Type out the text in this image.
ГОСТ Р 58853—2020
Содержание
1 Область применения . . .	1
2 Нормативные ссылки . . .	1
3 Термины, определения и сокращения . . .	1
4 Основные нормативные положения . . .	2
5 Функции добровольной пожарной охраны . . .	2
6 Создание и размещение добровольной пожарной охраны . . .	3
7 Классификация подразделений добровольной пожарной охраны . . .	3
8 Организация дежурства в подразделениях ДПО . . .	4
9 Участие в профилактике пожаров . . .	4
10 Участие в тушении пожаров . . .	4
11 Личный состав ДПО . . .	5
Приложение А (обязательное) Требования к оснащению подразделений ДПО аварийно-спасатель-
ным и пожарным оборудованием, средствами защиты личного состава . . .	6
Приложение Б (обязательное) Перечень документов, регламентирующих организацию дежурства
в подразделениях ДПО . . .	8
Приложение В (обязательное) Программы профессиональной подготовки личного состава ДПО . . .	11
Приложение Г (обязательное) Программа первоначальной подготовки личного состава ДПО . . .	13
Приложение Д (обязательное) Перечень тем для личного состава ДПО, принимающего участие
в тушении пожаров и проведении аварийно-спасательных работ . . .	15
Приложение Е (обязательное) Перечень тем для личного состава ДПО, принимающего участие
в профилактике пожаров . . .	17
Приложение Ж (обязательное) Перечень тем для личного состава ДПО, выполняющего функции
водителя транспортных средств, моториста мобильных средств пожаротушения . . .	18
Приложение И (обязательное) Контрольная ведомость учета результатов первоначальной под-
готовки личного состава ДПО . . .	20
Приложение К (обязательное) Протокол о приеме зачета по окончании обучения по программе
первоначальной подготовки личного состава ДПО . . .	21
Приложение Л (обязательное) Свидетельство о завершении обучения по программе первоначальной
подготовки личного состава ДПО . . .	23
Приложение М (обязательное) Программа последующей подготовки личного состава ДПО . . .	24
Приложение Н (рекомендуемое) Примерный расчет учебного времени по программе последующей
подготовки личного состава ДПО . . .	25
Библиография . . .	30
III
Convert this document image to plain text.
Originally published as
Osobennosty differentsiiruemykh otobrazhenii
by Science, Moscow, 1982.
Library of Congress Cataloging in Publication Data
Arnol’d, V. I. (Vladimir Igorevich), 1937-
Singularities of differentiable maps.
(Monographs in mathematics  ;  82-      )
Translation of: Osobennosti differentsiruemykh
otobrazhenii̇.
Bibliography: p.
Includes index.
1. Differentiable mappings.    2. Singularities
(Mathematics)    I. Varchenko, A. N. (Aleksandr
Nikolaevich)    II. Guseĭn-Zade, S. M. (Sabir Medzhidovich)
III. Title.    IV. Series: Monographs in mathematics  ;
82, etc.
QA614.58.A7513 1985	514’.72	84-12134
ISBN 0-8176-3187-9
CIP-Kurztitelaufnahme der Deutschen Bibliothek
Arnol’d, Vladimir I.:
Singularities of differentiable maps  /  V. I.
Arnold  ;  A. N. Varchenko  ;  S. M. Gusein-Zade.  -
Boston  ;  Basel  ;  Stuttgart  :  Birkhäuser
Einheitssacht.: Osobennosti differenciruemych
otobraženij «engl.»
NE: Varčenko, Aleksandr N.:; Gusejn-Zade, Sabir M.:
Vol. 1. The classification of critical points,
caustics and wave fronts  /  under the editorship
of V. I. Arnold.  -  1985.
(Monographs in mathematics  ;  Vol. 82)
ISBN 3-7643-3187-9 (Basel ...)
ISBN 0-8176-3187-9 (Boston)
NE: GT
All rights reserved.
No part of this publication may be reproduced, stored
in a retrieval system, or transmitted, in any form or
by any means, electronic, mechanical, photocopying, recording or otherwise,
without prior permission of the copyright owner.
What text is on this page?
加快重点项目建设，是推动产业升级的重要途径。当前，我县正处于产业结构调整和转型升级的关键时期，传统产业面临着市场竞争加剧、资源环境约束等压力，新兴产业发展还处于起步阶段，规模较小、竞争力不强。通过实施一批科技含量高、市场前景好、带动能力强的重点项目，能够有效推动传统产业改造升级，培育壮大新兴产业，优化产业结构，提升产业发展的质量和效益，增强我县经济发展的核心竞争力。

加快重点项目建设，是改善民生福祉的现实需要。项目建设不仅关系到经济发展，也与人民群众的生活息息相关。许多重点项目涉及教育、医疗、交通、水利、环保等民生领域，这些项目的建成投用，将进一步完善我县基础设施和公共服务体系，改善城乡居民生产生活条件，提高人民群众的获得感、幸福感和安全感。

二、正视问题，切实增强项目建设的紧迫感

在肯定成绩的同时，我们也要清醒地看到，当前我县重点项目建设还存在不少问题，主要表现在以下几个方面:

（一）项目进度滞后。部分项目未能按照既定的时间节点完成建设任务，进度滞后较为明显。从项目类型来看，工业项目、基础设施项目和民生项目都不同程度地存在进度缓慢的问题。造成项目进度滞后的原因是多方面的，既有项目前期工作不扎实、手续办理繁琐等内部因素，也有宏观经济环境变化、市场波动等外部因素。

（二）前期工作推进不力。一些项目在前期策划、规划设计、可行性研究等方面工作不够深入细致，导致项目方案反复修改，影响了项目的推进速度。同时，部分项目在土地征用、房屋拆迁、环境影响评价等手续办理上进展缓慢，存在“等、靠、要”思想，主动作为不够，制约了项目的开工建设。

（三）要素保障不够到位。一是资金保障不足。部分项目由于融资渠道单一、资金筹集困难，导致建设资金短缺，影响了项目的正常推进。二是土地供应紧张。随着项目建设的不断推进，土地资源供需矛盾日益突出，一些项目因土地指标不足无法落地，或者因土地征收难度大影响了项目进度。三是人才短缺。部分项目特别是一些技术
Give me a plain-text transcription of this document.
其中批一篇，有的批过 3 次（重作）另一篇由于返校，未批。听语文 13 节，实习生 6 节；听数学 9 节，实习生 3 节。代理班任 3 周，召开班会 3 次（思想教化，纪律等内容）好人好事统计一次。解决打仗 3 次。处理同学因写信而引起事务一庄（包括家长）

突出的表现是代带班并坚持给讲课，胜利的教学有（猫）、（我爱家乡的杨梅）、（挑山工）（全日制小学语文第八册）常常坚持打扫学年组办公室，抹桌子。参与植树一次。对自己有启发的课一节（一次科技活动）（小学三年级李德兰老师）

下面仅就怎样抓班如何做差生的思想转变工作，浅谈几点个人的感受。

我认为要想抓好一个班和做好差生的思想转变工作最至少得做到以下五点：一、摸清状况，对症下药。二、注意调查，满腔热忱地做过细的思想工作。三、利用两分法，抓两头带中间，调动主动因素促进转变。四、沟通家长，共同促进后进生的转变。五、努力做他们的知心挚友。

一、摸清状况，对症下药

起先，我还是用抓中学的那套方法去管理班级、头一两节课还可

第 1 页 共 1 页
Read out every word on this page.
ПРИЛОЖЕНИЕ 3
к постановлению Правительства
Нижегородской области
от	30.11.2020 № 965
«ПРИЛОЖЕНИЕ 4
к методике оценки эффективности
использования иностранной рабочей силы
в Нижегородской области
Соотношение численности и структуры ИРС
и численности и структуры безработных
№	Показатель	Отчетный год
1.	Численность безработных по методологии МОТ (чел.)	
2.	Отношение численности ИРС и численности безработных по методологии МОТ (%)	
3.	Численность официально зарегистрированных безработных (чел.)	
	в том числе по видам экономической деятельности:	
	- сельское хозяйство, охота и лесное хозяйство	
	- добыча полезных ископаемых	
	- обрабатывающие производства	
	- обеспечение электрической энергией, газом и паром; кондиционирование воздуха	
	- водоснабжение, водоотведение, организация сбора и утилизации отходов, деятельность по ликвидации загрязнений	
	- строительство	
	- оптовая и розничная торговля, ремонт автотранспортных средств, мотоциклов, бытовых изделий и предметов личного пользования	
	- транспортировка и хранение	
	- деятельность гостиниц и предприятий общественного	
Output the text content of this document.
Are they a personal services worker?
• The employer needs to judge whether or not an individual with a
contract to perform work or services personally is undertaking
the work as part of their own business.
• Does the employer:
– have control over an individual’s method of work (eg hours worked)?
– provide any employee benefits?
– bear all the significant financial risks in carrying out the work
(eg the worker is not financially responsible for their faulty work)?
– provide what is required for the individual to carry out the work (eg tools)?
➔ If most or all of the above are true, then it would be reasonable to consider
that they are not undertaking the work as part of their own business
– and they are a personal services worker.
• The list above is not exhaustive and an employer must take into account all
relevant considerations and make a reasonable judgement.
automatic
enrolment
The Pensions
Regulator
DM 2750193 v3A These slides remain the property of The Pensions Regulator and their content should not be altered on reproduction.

■ **TASK OBJECTIVE**
Filter the listing above by the word "деятельность"; copy each line that passes.

■ **OUTPUT OF THE EXERCISE**
	- водоснабжение, водоотведение, организация сбора и утилизации отходов, деятельность по ликвидации загрязнений	
	- деятельность гостиниц и предприятий общественного	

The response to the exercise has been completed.